TASK TO CARRY OUT: Determine how many lines in the records that follow hold the string "waste". Only that number should be returned.

+++

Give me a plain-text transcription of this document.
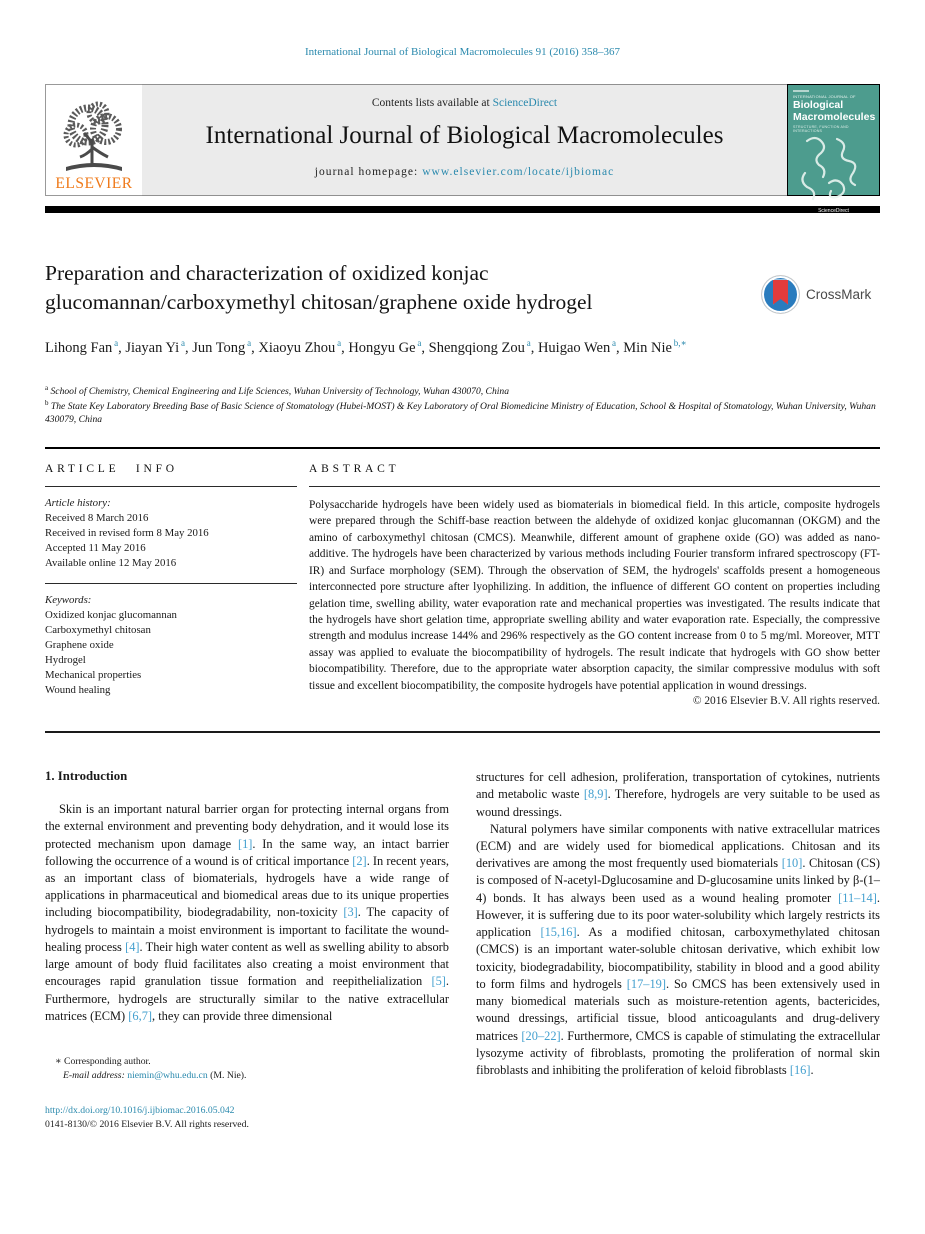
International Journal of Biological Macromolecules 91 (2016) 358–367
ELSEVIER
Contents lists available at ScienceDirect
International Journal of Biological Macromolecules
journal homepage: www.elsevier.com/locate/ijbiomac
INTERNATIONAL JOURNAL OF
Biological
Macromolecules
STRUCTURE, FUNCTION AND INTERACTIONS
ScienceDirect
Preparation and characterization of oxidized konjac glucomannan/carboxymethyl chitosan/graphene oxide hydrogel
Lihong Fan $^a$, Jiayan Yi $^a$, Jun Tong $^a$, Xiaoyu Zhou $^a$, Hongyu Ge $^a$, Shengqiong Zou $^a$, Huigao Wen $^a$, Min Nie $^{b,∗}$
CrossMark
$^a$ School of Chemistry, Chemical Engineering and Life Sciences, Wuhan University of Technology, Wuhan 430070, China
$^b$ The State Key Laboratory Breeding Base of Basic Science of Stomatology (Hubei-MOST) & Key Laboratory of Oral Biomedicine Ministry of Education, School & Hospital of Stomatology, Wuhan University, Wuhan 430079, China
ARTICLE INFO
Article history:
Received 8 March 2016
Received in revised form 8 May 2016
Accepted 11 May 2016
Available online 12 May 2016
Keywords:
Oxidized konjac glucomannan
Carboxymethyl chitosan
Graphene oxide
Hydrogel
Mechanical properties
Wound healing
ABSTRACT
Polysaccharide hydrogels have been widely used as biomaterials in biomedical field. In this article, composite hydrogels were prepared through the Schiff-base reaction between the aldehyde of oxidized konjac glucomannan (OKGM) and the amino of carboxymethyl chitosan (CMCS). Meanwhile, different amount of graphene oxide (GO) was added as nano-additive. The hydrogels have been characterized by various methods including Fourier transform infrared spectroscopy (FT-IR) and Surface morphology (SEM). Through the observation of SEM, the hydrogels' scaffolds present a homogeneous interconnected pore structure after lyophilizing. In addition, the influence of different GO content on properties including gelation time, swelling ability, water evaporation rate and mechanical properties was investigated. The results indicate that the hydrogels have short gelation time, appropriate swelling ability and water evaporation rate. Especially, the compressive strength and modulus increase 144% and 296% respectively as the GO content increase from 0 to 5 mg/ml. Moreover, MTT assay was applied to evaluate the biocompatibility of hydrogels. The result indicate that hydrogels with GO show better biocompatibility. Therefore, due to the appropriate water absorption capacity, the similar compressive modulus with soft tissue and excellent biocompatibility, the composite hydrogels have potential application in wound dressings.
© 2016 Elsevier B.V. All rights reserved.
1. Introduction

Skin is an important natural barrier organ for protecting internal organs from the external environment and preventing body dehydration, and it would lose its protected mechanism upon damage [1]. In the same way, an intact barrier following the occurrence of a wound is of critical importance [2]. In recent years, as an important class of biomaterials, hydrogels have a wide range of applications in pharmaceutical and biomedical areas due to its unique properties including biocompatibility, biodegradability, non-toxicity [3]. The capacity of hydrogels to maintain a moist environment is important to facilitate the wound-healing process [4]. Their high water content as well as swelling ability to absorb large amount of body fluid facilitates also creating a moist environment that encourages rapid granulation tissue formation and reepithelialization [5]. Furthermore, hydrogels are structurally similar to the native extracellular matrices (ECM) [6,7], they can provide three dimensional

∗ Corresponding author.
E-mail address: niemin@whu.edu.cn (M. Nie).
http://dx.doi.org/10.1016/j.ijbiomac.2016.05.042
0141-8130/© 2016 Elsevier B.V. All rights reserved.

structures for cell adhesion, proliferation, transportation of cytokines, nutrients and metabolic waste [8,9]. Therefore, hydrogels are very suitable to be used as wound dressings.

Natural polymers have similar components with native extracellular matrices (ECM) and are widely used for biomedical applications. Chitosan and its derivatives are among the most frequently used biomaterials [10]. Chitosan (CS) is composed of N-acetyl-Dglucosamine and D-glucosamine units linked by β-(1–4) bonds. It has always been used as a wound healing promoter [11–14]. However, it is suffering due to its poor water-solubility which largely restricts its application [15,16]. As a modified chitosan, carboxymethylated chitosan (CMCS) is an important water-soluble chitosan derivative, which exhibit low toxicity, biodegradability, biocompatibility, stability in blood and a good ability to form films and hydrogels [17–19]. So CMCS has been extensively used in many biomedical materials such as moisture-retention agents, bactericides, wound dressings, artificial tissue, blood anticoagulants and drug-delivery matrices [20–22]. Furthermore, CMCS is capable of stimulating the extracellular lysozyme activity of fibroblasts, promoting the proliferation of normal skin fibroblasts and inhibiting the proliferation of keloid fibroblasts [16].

+++

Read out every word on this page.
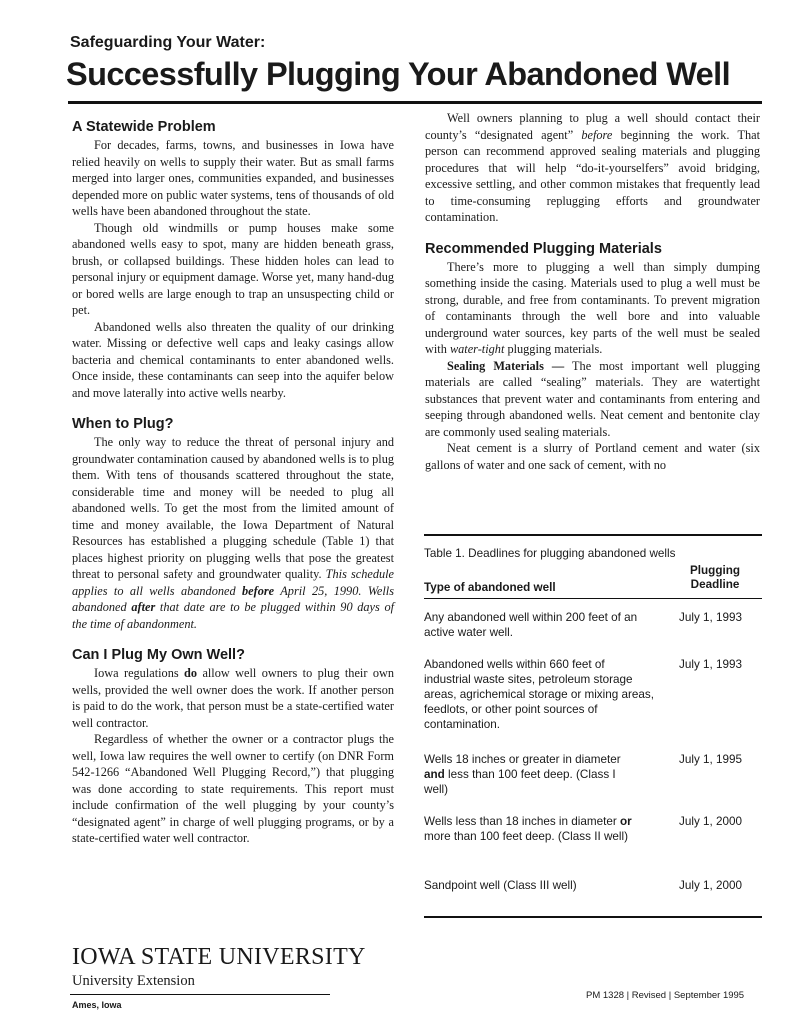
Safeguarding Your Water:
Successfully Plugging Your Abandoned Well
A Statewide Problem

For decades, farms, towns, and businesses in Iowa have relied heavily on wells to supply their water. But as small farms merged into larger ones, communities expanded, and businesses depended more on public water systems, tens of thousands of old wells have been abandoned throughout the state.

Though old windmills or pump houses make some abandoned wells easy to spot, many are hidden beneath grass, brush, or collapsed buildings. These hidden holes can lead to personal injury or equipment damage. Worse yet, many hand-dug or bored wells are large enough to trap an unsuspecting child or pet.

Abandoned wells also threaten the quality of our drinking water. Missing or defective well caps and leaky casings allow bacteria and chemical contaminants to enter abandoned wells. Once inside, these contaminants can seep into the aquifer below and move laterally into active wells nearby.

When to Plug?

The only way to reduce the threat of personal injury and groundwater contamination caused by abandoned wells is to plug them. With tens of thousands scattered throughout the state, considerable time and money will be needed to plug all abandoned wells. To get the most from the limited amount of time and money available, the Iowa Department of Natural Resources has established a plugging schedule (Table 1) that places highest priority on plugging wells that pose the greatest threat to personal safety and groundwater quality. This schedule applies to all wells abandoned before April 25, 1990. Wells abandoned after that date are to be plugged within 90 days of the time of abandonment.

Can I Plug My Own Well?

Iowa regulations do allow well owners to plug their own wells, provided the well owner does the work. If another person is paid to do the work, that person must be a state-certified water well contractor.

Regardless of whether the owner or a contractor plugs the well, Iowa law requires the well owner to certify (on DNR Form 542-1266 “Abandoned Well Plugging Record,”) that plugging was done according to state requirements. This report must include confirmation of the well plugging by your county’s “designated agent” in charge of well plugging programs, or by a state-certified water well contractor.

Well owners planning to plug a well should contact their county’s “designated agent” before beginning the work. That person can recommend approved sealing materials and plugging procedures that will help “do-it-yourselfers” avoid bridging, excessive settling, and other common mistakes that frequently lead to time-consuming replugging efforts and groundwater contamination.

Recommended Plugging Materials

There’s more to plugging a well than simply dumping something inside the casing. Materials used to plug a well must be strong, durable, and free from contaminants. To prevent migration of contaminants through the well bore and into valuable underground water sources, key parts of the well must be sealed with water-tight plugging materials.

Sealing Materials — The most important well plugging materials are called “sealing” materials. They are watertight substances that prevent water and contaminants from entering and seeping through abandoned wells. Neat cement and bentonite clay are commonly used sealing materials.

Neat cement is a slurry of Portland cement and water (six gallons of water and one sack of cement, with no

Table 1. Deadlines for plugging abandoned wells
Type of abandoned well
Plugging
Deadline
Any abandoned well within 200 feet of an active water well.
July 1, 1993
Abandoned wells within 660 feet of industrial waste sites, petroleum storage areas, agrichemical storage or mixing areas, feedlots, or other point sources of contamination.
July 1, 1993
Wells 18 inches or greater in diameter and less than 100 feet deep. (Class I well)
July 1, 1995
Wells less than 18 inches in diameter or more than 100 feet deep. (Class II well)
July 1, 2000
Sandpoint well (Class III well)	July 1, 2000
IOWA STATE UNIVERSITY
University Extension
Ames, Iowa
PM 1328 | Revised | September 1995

+++

ANSWER AREA: 2